THE TASK
Would you extract the whole listing below and retype it exactly?

STORED DATA

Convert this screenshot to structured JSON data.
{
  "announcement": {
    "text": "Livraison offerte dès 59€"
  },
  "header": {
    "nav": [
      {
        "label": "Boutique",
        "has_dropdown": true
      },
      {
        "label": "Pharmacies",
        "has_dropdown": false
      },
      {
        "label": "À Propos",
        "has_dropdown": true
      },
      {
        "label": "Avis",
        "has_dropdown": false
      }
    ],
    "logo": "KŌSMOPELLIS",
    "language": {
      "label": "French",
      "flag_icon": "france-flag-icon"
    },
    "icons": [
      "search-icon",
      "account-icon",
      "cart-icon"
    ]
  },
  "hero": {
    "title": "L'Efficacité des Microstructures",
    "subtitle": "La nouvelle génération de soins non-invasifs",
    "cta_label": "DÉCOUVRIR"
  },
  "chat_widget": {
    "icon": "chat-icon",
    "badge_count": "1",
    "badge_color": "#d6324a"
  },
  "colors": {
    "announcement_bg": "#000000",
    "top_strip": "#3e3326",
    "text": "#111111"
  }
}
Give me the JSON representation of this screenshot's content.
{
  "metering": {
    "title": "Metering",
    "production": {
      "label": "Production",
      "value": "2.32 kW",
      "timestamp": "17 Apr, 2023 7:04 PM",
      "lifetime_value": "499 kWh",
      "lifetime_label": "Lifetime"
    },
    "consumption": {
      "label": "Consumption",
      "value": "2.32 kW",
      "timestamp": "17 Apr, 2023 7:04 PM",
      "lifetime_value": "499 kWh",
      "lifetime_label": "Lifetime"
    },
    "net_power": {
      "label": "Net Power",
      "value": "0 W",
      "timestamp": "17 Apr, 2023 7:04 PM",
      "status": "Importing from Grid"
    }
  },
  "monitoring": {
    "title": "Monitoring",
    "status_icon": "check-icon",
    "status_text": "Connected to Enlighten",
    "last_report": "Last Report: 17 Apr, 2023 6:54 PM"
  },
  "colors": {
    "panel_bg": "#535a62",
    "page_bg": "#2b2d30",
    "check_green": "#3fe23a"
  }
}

ANSWER FOR THIS EXERCISE
Convert this screenshot to structured JSON data.
{
  "announcement": {
    "text": "Livraison offerte dès 59€"
  },
  "header": {
    "nav": [
      {
        "label": "Boutique",
        "has_dropdown": true
      },
      {
        "label": "Pharmacies",
        "has_dropdown": false
      },
      {
        "label": "À Propos",
        "has_dropdown": true
      },
      {
        "label": "Avis",
        "has_dropdown": false
      }
    ],
    "logo": "KŌSMOPELLIS",
    "language": {
      "label": "French",
      "flag_icon": "france-flag-icon"
    },
    "icons": [
      "search-icon",
      "account-icon",
      "cart-icon"
    ]
  },
  "hero": {
    "title": "L'Efficacité des Microstructures",
    "subtitle": "La nouvelle génération de soins non-invasifs",
    "cta_label": "DÉCOUVRIR"
  },
  "chat_widget": {
    "icon": "chat-icon",
    "badge_count": "1",
    "badge_color": "#d6324a"
  },
  "colors": {
    "announcement_bg": "#000000",
    "top_strip": "#3e3326",
    "text": "#111111"
  }
}
Give me the JSON representation of this screenshot's content.
{
  "metering": {
    "title": "Metering",
    "production": {
      "label": "Production",
      "value": "2.32 kW",
      "timestamp": "17 Apr, 2023 7:04 PM",
      "lifetime_value": "499 kWh",
      "lifetime_label": "Lifetime"
    },
    "consumption": {
      "label": "Consumption",
      "value": "2.32 kW",
      "timestamp": "17 Apr, 2023 7:04 PM",
      "lifetime_value": "499 kWh",
      "lifetime_label": "Lifetime"
    },
    "net_power": {
      "label": "Net Power",
      "value": "0 W",
      "timestamp": "17 Apr, 2023 7:04 PM",
      "status": "Importing from Grid"
    }
  },
  "monitoring": {
    "title": "Monitoring",
    "status_icon": "check-icon",
    "status_text": "Connected to Enlighten",
    "last_report": "Last Report: 17 Apr, 2023 6:54 PM"
  },
  "colors": {
    "panel_bg": "#535a62",
    "page_bg": "#2b2d30",
    "check_green": "#3fe23a"
  }
}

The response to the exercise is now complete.